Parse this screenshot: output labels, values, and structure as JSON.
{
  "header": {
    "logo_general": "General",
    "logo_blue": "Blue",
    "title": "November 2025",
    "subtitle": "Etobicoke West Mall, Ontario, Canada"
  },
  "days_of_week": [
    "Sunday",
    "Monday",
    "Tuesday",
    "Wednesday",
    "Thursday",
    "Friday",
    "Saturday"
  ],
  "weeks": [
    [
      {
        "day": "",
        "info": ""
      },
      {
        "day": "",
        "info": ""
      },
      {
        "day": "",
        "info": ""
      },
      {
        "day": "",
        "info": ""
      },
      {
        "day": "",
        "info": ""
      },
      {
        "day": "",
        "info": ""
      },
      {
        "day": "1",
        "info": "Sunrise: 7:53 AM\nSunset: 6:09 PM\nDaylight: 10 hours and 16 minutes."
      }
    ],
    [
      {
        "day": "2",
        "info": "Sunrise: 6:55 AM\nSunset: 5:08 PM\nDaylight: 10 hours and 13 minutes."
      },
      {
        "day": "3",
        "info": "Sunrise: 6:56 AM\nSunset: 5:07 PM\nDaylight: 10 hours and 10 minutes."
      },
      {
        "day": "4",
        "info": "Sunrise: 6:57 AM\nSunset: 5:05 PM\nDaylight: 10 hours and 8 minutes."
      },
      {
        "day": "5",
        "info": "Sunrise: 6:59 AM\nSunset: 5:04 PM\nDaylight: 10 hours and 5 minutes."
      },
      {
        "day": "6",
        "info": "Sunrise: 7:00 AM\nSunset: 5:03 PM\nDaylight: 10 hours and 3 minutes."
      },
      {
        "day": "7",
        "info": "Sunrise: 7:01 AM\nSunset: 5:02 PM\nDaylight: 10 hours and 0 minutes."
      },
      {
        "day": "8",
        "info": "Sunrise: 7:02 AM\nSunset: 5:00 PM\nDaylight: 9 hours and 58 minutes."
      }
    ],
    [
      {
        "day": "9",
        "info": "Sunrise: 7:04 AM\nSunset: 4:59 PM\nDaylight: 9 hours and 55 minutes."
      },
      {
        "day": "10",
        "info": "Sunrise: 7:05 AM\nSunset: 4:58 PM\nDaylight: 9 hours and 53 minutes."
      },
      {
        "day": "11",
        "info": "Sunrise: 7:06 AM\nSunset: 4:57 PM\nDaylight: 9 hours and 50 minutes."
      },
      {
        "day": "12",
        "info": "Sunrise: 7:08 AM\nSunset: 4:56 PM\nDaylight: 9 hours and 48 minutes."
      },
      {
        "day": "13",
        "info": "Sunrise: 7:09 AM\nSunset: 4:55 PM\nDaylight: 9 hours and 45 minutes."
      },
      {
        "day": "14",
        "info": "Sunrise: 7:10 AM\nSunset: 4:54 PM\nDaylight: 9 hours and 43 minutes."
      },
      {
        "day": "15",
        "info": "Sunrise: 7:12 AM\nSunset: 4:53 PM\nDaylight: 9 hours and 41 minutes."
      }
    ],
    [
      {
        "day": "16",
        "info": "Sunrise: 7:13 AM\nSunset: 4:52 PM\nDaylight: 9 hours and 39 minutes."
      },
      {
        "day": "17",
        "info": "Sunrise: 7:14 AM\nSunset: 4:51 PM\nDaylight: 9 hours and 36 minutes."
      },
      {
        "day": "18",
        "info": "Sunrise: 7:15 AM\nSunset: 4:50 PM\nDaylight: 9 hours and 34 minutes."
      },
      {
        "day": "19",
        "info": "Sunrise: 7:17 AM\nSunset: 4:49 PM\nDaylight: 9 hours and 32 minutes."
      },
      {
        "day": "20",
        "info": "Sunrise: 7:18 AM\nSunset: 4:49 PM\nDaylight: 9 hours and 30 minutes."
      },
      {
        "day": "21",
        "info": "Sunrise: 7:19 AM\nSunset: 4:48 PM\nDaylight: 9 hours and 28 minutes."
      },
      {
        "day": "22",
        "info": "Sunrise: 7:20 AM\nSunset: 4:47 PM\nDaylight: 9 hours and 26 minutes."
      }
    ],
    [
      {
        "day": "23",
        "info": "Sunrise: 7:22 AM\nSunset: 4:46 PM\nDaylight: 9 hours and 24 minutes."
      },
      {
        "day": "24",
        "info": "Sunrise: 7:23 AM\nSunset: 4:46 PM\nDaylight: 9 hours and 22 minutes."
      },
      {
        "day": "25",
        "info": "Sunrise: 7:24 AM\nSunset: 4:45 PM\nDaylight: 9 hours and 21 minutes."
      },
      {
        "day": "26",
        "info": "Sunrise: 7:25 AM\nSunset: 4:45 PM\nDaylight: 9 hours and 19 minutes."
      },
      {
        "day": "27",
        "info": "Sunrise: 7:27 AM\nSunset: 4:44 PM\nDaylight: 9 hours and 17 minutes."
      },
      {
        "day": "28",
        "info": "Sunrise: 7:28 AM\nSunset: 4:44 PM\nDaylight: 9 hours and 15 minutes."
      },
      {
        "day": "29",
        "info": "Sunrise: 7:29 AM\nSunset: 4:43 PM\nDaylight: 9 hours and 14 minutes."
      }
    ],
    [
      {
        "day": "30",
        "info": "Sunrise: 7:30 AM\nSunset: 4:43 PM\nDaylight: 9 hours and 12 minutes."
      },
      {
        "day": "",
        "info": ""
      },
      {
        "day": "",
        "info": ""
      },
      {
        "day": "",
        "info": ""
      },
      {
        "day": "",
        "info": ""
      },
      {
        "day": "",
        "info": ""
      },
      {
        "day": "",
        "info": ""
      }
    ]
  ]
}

++++++

*EXERCISE DIRECTIONS*. Each line of the material must be restated exactly.

*FULL SOLUTION*.
Parse this screenshot: output labels, values, and structure as JSON.
{
  "header": {
    "logo_general": "General",
    "logo_blue": "Blue",
    "title": "November 2025",
    "subtitle": "Etobicoke West Mall, Ontario, Canada"
  },
  "days_of_week": [
    "Sunday",
    "Monday",
    "Tuesday",
    "Wednesday",
    "Thursday",
    "Friday",
    "Saturday"
  ],
  "weeks": [
    [
      {
        "day": "",
        "info": ""
      },
      {
        "day": "",
        "info": ""
      },
      {
        "day": "",
        "info": ""
      },
      {
        "day": "",
        "info": ""
      },
      {
        "day": "",
        "info": ""
      },
      {
        "day": "",
        "info": ""
      },
      {
        "day": "1",
        "info": "Sunrise: 7:53 AM\nSunset: 6:09 PM\nDaylight: 10 hours and 16 minutes."
      }
    ],
    [
      {
        "day": "2",
        "info": "Sunrise: 6:55 AM\nSunset: 5:08 PM\nDaylight: 10 hours and 13 minutes."
      },
      {
        "day": "3",
        "info": "Sunrise: 6:56 AM\nSunset: 5:07 PM\nDaylight: 10 hours and 10 minutes."
      },
      {
        "day": "4",
        "info": "Sunrise: 6:57 AM\nSunset: 5:05 PM\nDaylight: 10 hours and 8 minutes."
      },
      {
        "day": "5",
        "info": "Sunrise: 6:59 AM\nSunset: 5:04 PM\nDaylight: 10 hours and 5 minutes."
      },
      {
        "day": "6",
        "info": "Sunrise: 7:00 AM\nSunset: 5:03 PM\nDaylight: 10 hours and 3 minutes."
      },
      {
        "day": "7",
        "info": "Sunrise: 7:01 AM\nSunset: 5:02 PM\nDaylight: 10 hours and 0 minutes."
      },
      {
        "day": "8",
        "info": "Sunrise: 7:02 AM\nSunset: 5:00 PM\nDaylight: 9 hours and 58 minutes."
      }
    ],
    [
      {
        "day": "9",
        "info": "Sunrise: 7:04 AM\nSunset: 4:59 PM\nDaylight: 9 hours and 55 minutes."
      },
      {
        "day": "10",
        "info": "Sunrise: 7:05 AM\nSunset: 4:58 PM\nDaylight: 9 hours and 53 minutes."
      },
      {
        "day": "11",
        "info": "Sunrise: 7:06 AM\nSunset: 4:57 PM\nDaylight: 9 hours and 50 minutes."
      },
      {
        "day": "12",
        "info": "Sunrise: 7:08 AM\nSunset: 4:56 PM\nDaylight: 9 hours and 48 minutes."
      },
      {
        "day": "13",
        "info": "Sunrise: 7:09 AM\nSunset: 4:55 PM\nDaylight: 9 hours and 45 minutes."
      },
      {
        "day": "14",
        "info": "Sunrise: 7:10 AM\nSunset: 4:54 PM\nDaylight: 9 hours and 43 minutes."
      },
      {
        "day": "15",
        "info": "Sunrise: 7:12 AM\nSunset: 4:53 PM\nDaylight: 9 hours and 41 minutes."
      }
    ],
    [
      {
        "day": "16",
        "info": "Sunrise: 7:13 AM\nSunset: 4:52 PM\nDaylight: 9 hours and 39 minutes."
      },
      {
        "day": "17",
        "info": "Sunrise: 7:14 AM\nSunset: 4:51 PM\nDaylight: 9 hours and 36 minutes."
      },
      {
        "day": "18",
        "info": "Sunrise: 7:15 AM\nSunset: 4:50 PM\nDaylight: 9 hours and 34 minutes."
      },
      {
        "day": "19",
        "info": "Sunrise: 7:17 AM\nSunset: 4:49 PM\nDaylight: 9 hours and 32 minutes."
      },
      {
        "day": "20",
        "info": "Sunrise: 7:18 AM\nSunset: 4:49 PM\nDaylight: 9 hours and 30 minutes."
      },
      {
        "day": "21",
        "info": "Sunrise: 7:19 AM\nSunset: 4:48 PM\nDaylight: 9 hours and 28 minutes."
      },
      {
        "day": "22",
        "info": "Sunrise: 7:20 AM\nSunset: 4:47 PM\nDaylight: 9 hours and 26 minutes."
      }
    ],
    [
      {
        "day": "23",
        "info": "Sunrise: 7:22 AM\nSunset: 4:46 PM\nDaylight: 9 hours and 24 minutes."
      },
      {
        "day": "24",
        "info": "Sunrise: 7:23 AM\nSunset: 4:46 PM\nDaylight: 9 hours and 22 minutes."
      },
      {
        "day": "25",
        "info": "Sunrise: 7:24 AM\nSunset: 4:45 PM\nDaylight: 9 hours and 21 minutes."
      },
      {
        "day": "26",
        "info": "Sunrise: 7:25 AM\nSunset: 4:45 PM\nDaylight: 9 hours and 19 minutes."
      },
      {
        "day": "27",
        "info": "Sunrise: 7:27 AM\nSunset: 4:44 PM\nDaylight: 9 hours and 17 minutes."
      },
      {
        "day": "28",
        "info": "Sunrise: 7:28 AM\nSunset: 4:44 PM\nDaylight: 9 hours and 15 minutes."
      },
      {
        "day": "29",
        "info": "Sunrise: 7:29 AM\nSunset: 4:43 PM\nDaylight: 9 hours and 14 minutes."
      }
    ],
    [
      {
        "day": "30",
        "info": "Sunrise: 7:30 AM\nSunset: 4:43 PM\nDaylight: 9 hours and 12 minutes."
      },
      {
        "day": "",
        "info": ""
      },
      {
        "day": "",
        "info": ""
      },
      {
        "day": "",
        "info": ""
      },
      {
        "day": "",
        "info": ""
      },
      {
        "day": "",
        "info": ""
      },
      {
        "day": "",
        "info": ""
      }
    ]
  ]
}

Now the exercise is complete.